Source records:
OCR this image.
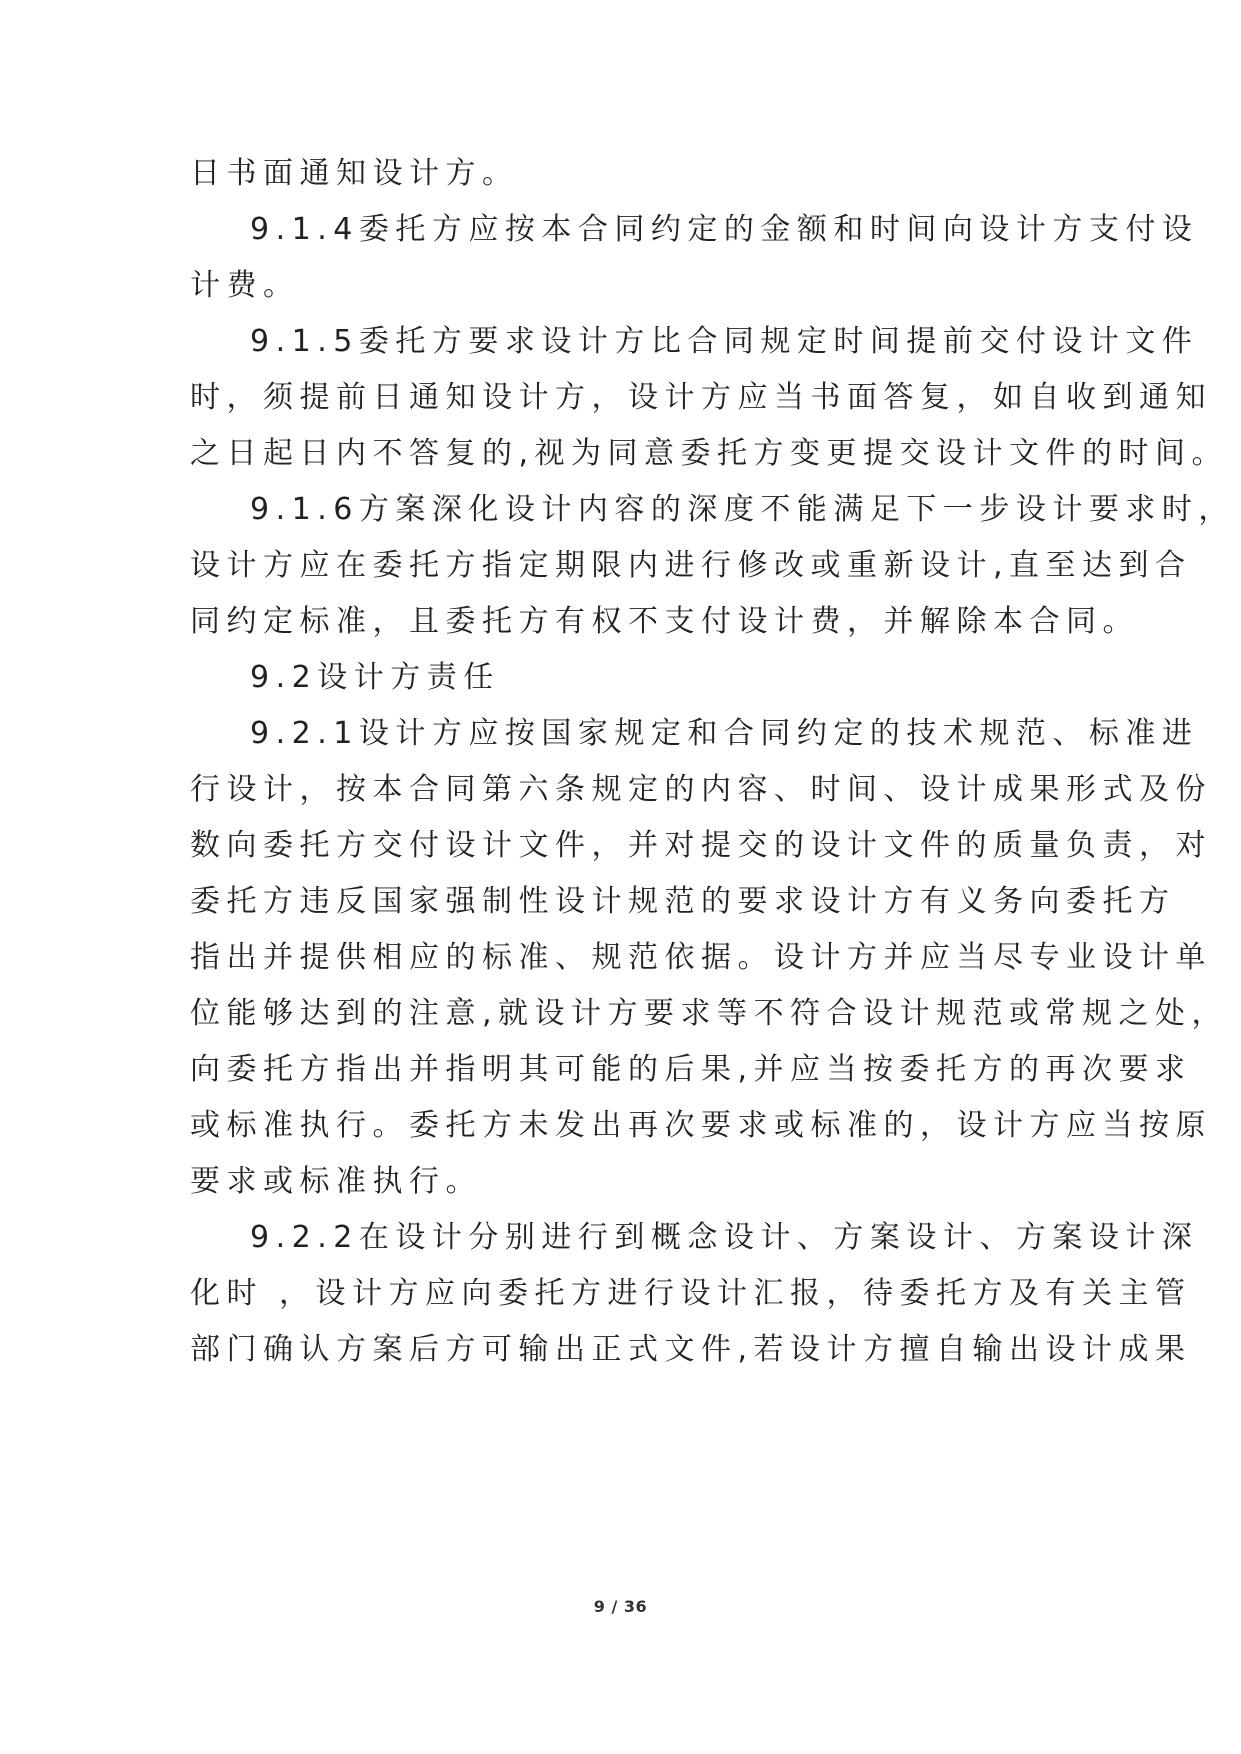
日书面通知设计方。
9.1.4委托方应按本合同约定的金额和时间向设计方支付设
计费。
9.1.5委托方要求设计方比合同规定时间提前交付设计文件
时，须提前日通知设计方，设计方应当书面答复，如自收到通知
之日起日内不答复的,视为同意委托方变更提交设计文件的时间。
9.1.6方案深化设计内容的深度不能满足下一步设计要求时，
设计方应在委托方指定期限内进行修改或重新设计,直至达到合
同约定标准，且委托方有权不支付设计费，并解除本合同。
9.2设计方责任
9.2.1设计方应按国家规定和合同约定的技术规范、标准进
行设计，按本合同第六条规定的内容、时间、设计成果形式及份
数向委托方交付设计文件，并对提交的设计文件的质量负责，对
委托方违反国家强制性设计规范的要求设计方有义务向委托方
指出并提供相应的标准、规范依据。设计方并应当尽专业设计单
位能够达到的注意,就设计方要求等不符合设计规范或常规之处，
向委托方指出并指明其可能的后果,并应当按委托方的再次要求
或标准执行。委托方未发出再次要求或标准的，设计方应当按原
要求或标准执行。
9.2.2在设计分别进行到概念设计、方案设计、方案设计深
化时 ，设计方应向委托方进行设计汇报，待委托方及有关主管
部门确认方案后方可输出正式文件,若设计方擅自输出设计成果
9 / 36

• [THE REQUEST]
Nothing in the entries above should change when they are printed again, except that the pictures are dropped.

• [THE RESULT]
OCR this image.
日书面通知设计方。
9.1.4委托方应按本合同约定的金额和时间向设计方支付设
计费。
9.1.5委托方要求设计方比合同规定时间提前交付设计文件
时，须提前日通知设计方，设计方应当书面答复，如自收到通知
之日起日内不答复的,视为同意委托方变更提交设计文件的时间。
9.1.6方案深化设计内容的深度不能满足下一步设计要求时，
设计方应在委托方指定期限内进行修改或重新设计,直至达到合
同约定标准，且委托方有权不支付设计费，并解除本合同。
9.2设计方责任
9.2.1设计方应按国家规定和合同约定的技术规范、标准进
行设计，按本合同第六条规定的内容、时间、设计成果形式及份
数向委托方交付设计文件，并对提交的设计文件的质量负责，对
委托方违反国家强制性设计规范的要求设计方有义务向委托方
指出并提供相应的标准、规范依据。设计方并应当尽专业设计单
位能够达到的注意,就设计方要求等不符合设计规范或常规之处，
向委托方指出并指明其可能的后果,并应当按委托方的再次要求
或标准执行。委托方未发出再次要求或标准的，设计方应当按原
要求或标准执行。
9.2.2在设计分别进行到概念设计、方案设计、方案设计深
化时 ，设计方应向委托方进行设计汇报，待委托方及有关主管
部门确认方案后方可输出正式文件,若设计方擅自输出设计成果
9 / 36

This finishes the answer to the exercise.